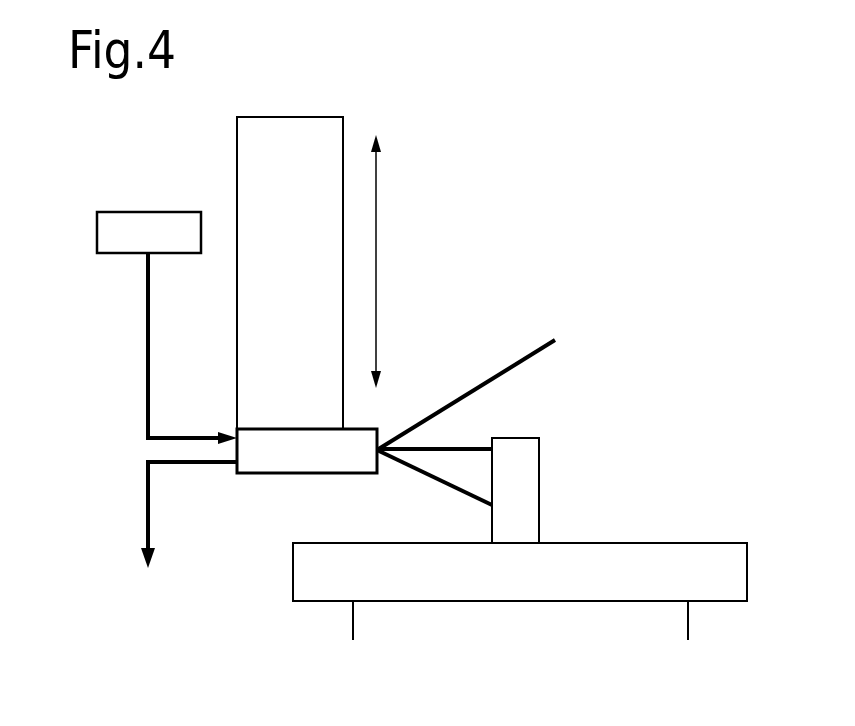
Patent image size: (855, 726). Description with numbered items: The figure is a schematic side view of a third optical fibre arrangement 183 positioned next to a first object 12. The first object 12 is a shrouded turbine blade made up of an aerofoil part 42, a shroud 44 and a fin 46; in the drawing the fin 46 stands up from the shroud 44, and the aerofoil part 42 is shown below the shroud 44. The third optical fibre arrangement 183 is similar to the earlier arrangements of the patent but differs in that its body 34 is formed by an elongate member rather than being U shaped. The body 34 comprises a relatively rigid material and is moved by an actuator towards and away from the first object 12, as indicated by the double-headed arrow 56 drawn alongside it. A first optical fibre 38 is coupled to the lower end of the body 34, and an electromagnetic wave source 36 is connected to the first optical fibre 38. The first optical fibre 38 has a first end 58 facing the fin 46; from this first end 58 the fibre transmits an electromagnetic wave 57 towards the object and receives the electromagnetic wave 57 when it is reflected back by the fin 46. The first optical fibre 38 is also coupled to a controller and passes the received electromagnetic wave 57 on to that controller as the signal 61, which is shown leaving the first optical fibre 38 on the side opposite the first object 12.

The third optical fibre arrangement 183 is at (476, 142).
The body 34 is at (258, 173).
The arrow 56 is at (378, 278).
The electromagnetic wave source 36 is at (170, 256).
The first optical fibre 38 is at (252, 462).
The signal 61 is at (148, 545).
The first end 58 is at (374, 462).
The electromagnetic wave 57 is at (448, 447).
The fin 46 is at (512, 505).
The shroud 44 is at (722, 572).
The aerofoil part 42 is at (665, 620).
The first object 12 is at (703, 478).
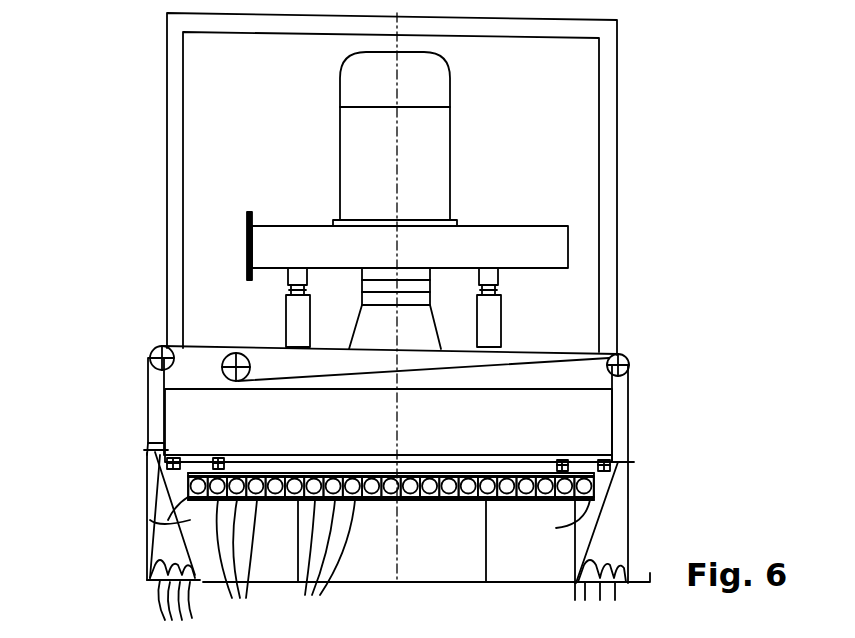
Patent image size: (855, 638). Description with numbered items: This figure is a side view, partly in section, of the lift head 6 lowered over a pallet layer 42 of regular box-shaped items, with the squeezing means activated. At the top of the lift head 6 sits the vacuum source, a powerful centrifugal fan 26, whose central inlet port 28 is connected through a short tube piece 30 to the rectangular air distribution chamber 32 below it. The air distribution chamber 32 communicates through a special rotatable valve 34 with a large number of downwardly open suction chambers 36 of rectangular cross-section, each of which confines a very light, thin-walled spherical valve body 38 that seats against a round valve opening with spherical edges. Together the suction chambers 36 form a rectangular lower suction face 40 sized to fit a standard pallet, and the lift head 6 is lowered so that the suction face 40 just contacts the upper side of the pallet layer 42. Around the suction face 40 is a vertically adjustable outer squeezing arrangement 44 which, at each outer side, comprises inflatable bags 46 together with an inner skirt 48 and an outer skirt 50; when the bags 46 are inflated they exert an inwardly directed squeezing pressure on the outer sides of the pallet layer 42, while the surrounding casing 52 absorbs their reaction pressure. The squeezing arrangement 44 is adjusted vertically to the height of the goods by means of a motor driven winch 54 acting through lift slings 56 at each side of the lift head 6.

The lift head 6 is at (620, 150).
The centrifugal fan 26 is at (562, 240).
The central inlet port 28 is at (498, 268).
The short tube piece 30 is at (430, 327).
The air distribution chamber 32 is at (590, 412).
The rotatable valve 34 is at (556, 528).
The suction chambers 36 is at (237, 567).
The spherical valve bodies 38 is at (326, 567).
The suction face 40 is at (436, 500).
The pallet layer 42 is at (515, 565).
The squeezing arrangement 44 is at (118, 552).
The inflatable bags 46 is at (175, 609).
The inner skirt 48 is at (190, 502).
The outer skirt 50 is at (150, 520).
The casing 52 is at (147, 582).
The motor driven winch 54 is at (243, 350).
The lift slings 56 is at (148, 408).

※

■ PROBLEM TO WORK ON: Copy the text of every record above word for word, leaving out the pictures.

■ EXERCISE SOLUTION:
Patent image size: (855, 726). Description with numbered items: The figure is a schematic side view of a third optical fibre arrangement 183 positioned next to a first object 12. The first object 12 is a shrouded turbine blade made up of an aerofoil part 42, a shroud 44 and a fin 46; in the drawing the fin 46 stands up from the shroud 44, and the aerofoil part 42 is shown below the shroud 44. The third optical fibre arrangement 183 is similar to the earlier arrangements of the patent but differs in that its body 34 is formed by an elongate member rather than being U shaped. The body 34 comprises a relatively rigid material and is moved by an actuator towards and away from the first object 12, as indicated by the double-headed arrow 56 drawn alongside it. A first optical fibre 38 is coupled to the lower end of the body 34, and an electromagnetic wave source 36 is connected to the first optical fibre 38. The first optical fibre 38 has a first end 58 facing the fin 46; from this first end 58 the fibre transmits an electromagnetic wave 57 towards the object and receives the electromagnetic wave 57 when it is reflected back by the fin 46. The first optical fibre 38 is also coupled to a controller and passes the received electromagnetic wave 57 on to that controller as the signal 61, which is shown leaving the first optical fibre 38 on the side opposite the first object 12.

The third optical fibre arrangement 183 is at (476, 142).
The body 34 is at (258, 173).
The arrow 56 is at (378, 278).
The electromagnetic wave source 36 is at (170, 256).
The first optical fibre 38 is at (252, 462).
The signal 61 is at (148, 545).
The first end 58 is at (374, 462).
The electromagnetic wave 57 is at (448, 447).
The fin 46 is at (512, 505).
The shroud 44 is at (722, 572).
The aerofoil part 42 is at (665, 620).
The first object 12 is at (703, 478).
Patent image size: (855, 638). Description with numbered items: This figure is a side view, partly in section, of the lift head 6 lowered over a pallet layer 42 of regular box-shaped items, with the squeezing means activated. At the top of the lift head 6 sits the vacuum source, a powerful centrifugal fan 26, whose central inlet port 28 is connected through a short tube piece 30 to the rectangular air distribution chamber 32 below it. The air distribution chamber 32 communicates through a special rotatable valve 34 with a large number of downwardly open suction chambers 36 of rectangular cross-section, each of which confines a very light, thin-walled spherical valve body 38 that seats against a round valve opening with spherical edges. Together the suction chambers 36 form a rectangular lower suction face 40 sized to fit a standard pallet, and the lift head 6 is lowered so that the suction face 40 just contacts the upper side of the pallet layer 42. Around the suction face 40 is a vertically adjustable outer squeezing arrangement 44 which, at each outer side, comprises inflatable bags 46 together with an inner skirt 48 and an outer skirt 50; when the bags 46 are inflated they exert an inwardly directed squeezing pressure on the outer sides of the pallet layer 42, while the surrounding casing 52 absorbs their reaction pressure. The squeezing arrangement 44 is adjusted vertically to the height of the goods by means of a motor driven winch 54 acting through lift slings 56 at each side of the lift head 6.

The lift head 6 is at (620, 150).
The centrifugal fan 26 is at (562, 240).
The central inlet port 28 is at (498, 268).
The short tube piece 30 is at (430, 327).
The air distribution chamber 32 is at (590, 412).
The rotatable valve 34 is at (556, 528).
The suction chambers 36 is at (237, 567).
The spherical valve bodies 38 is at (326, 567).
The suction face 40 is at (436, 500).
The pallet layer 42 is at (515, 565).
The squeezing arrangement 44 is at (118, 552).
The inflatable bags 46 is at (175, 609).
The inner skirt 48 is at (190, 502).
The outer skirt 50 is at (150, 520).
The casing 52 is at (147, 582).
The motor driven winch 54 is at (243, 350).
The lift slings 56 is at (148, 408).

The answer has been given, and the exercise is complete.